### Directions
Reproduce each record below exactly as written.

### Stored data
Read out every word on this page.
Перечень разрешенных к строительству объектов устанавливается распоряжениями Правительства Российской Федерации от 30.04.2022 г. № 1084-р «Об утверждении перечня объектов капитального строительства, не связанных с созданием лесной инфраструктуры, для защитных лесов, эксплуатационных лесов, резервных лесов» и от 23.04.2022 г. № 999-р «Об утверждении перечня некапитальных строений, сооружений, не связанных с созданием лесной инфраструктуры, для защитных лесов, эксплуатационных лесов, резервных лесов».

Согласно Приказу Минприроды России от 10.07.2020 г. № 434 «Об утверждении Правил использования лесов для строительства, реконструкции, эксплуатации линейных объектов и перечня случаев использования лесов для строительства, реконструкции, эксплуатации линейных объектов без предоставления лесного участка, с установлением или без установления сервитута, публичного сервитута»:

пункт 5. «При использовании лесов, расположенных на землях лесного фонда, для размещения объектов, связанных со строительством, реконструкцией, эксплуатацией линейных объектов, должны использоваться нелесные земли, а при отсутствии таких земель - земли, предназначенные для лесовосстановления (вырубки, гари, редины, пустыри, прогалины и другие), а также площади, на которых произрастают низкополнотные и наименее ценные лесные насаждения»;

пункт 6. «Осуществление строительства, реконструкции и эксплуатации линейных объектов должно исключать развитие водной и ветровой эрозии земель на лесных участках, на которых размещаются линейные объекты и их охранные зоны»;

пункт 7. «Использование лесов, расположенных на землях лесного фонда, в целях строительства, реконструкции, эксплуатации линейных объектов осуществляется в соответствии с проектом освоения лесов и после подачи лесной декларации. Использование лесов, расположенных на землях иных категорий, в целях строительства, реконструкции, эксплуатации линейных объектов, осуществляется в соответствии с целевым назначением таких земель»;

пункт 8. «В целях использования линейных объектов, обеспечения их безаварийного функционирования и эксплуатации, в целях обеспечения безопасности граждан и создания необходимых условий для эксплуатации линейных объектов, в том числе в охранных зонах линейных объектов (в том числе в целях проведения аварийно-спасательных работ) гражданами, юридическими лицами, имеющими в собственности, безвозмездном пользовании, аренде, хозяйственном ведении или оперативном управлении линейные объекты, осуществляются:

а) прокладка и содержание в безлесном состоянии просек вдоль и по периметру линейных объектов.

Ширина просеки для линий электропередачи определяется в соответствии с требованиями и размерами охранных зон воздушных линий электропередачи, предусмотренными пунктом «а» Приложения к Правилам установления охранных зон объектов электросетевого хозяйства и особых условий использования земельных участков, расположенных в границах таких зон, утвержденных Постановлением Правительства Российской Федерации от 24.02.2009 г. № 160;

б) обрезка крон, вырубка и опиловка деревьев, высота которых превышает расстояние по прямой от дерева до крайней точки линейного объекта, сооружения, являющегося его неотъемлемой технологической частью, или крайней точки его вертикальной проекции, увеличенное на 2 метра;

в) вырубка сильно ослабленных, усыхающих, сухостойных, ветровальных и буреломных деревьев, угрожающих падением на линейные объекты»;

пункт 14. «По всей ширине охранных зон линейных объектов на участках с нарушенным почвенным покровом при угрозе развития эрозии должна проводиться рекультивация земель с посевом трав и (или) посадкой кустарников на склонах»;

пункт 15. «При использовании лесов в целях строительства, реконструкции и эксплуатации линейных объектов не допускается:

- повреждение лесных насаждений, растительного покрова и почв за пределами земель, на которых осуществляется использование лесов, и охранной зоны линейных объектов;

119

### Written answer
Read out every word on this page.
Перечень разрешенных к строительству объектов устанавливается распоряжениями Правительства Российской Федерации от 30.04.2022 г. № 1084-р «Об утверждении перечня объектов капитального строительства, не связанных с созданием лесной инфраструктуры, для защитных лесов, эксплуатационных лесов, резервных лесов» и от 23.04.2022 г. № 999-р «Об утверждении перечня некапитальных строений, сооружений, не связанных с созданием лесной инфраструктуры, для защитных лесов, эксплуатационных лесов, резервных лесов».

Согласно Приказу Минприроды России от 10.07.2020 г. № 434 «Об утверждении Правил использования лесов для строительства, реконструкции, эксплуатации линейных объектов и перечня случаев использования лесов для строительства, реконструкции, эксплуатации линейных объектов без предоставления лесного участка, с установлением или без установления сервитута, публичного сервитута»:

пункт 5. «При использовании лесов, расположенных на землях лесного фонда, для размещения объектов, связанных со строительством, реконструкцией, эксплуатацией линейных объектов, должны использоваться нелесные земли, а при отсутствии таких земель - земли, предназначенные для лесовосстановления (вырубки, гари, редины, пустыри, прогалины и другие), а также площади, на которых произрастают низкополнотные и наименее ценные лесные насаждения»;

пункт 6. «Осуществление строительства, реконструкции и эксплуатации линейных объектов должно исключать развитие водной и ветровой эрозии земель на лесных участках, на которых размещаются линейные объекты и их охранные зоны»;

пункт 7. «Использование лесов, расположенных на землях лесного фонда, в целях строительства, реконструкции, эксплуатации линейных объектов осуществляется в соответствии с проектом освоения лесов и после подачи лесной декларации. Использование лесов, расположенных на землях иных категорий, в целях строительства, реконструкции, эксплуатации линейных объектов, осуществляется в соответствии с целевым назначением таких земель»;

пункт 8. «В целях использования линейных объектов, обеспечения их безаварийного функционирования и эксплуатации, в целях обеспечения безопасности граждан и создания необходимых условий для эксплуатации линейных объектов, в том числе в охранных зонах линейных объектов (в том числе в целях проведения аварийно-спасательных работ) гражданами, юридическими лицами, имеющими в собственности, безвозмездном пользовании, аренде, хозяйственном ведении или оперативном управлении линейные объекты, осуществляются:

а) прокладка и содержание в безлесном состоянии просек вдоль и по периметру линейных объектов.

Ширина просеки для линий электропередачи определяется в соответствии с требованиями и размерами охранных зон воздушных линий электропередачи, предусмотренными пунктом «а» Приложения к Правилам установления охранных зон объектов электросетевого хозяйства и особых условий использования земельных участков, расположенных в границах таких зон, утвержденных Постановлением Правительства Российской Федерации от 24.02.2009 г. № 160;

б) обрезка крон, вырубка и опиловка деревьев, высота которых превышает расстояние по прямой от дерева до крайней точки линейного объекта, сооружения, являющегося его неотъемлемой технологической частью, или крайней точки его вертикальной проекции, увеличенное на 2 метра;

в) вырубка сильно ослабленных, усыхающих, сухостойных, ветровальных и буреломных деревьев, угрожающих падением на линейные объекты»;

пункт 14. «По всей ширине охранных зон линейных объектов на участках с нарушенным почвенным покровом при угрозе развития эрозии должна проводиться рекультивация земель с посевом трав и (или) посадкой кустарников на склонах»;

пункт 15. «При использовании лесов в целях строительства, реконструкции и эксплуатации линейных объектов не допускается:

- повреждение лесных насаждений, растительного покрова и почв за пределами земель, на которых осуществляется использование лесов, и охранной зоны линейных объектов;

119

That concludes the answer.